Collect all lines from the listing that include the string "paint".

(Stored dataset items)

▬▬▬▬▬▬

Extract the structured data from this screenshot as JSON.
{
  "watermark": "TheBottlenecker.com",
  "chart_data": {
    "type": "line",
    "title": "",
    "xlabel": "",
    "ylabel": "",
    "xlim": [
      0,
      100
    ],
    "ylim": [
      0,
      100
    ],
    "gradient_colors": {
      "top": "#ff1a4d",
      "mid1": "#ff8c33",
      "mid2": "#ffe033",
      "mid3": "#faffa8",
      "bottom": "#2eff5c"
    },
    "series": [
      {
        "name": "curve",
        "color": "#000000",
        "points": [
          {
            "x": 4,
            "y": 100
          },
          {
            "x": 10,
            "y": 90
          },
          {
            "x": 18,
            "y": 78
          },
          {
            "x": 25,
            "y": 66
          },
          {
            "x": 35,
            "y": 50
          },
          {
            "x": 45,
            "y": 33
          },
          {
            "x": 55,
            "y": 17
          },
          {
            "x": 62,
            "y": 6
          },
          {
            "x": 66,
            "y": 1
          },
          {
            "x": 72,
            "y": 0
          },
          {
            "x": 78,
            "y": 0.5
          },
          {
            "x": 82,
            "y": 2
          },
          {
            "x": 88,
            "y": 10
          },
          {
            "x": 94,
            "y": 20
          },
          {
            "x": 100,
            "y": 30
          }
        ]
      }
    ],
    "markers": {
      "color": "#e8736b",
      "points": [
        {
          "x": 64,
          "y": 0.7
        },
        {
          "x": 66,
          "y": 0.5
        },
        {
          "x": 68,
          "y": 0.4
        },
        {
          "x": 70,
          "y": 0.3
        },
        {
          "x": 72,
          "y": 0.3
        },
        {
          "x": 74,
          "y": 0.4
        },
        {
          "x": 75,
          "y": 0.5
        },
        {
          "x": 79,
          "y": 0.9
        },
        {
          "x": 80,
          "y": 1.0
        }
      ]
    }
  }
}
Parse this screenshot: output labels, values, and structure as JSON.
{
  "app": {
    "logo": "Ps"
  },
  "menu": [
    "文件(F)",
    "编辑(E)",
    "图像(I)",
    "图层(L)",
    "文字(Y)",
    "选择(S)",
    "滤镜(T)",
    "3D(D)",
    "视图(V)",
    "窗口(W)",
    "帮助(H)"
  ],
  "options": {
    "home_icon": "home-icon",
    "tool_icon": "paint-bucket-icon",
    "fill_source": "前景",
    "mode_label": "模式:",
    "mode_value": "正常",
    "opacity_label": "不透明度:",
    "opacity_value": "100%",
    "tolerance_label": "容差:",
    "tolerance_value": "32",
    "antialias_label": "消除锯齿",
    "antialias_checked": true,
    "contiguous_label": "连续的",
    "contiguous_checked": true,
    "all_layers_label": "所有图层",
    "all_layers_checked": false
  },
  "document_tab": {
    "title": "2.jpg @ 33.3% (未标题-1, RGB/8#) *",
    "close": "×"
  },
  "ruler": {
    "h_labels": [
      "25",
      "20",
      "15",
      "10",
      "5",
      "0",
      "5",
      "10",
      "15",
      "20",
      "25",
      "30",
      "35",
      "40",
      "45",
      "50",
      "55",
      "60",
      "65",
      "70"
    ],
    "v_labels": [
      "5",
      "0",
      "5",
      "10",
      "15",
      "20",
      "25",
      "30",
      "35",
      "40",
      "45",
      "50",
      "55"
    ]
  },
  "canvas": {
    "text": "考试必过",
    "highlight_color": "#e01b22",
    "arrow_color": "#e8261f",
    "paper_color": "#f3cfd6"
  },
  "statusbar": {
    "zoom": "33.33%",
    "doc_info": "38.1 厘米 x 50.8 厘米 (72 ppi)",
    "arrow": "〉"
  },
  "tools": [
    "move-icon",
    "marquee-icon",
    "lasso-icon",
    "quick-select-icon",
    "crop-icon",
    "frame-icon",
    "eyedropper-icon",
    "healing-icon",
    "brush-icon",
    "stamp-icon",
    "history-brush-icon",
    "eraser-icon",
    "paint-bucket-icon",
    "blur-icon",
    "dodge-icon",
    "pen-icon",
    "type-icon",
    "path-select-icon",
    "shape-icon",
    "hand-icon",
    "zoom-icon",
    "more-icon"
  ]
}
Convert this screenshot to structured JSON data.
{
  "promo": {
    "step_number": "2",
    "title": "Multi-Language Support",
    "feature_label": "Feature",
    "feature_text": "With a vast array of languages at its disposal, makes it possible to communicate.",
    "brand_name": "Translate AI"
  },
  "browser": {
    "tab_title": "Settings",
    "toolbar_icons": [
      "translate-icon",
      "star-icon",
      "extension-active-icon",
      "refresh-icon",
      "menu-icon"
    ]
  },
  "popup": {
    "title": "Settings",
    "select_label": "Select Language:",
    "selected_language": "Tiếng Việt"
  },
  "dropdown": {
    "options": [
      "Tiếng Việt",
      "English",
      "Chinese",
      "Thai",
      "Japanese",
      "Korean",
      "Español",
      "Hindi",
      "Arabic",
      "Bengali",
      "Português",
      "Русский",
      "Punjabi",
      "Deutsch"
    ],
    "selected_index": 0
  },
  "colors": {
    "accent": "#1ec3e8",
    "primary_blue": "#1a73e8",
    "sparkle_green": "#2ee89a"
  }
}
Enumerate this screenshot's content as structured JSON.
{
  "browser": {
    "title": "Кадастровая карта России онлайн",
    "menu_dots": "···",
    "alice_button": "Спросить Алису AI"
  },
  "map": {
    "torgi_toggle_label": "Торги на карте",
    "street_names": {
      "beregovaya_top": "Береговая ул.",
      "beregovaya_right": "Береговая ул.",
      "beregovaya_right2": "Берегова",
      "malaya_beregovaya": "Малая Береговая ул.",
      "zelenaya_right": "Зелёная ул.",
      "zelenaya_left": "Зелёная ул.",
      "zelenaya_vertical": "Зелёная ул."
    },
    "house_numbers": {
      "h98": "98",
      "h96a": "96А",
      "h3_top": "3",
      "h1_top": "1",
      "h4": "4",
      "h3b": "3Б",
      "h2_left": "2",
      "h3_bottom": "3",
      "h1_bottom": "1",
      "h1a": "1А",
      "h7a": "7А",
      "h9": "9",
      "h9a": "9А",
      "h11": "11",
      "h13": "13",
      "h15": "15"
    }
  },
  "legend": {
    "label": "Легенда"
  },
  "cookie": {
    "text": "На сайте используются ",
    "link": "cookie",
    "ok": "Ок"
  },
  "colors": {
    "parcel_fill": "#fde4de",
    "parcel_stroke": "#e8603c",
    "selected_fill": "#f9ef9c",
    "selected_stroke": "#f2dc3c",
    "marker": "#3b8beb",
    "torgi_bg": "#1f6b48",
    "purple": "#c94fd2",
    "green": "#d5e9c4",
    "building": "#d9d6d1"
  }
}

▬▬▬▬▬▬

**Problem solution:**
    "tool_icon": "paint-bucket-icon",
    "paint-bucket-icon",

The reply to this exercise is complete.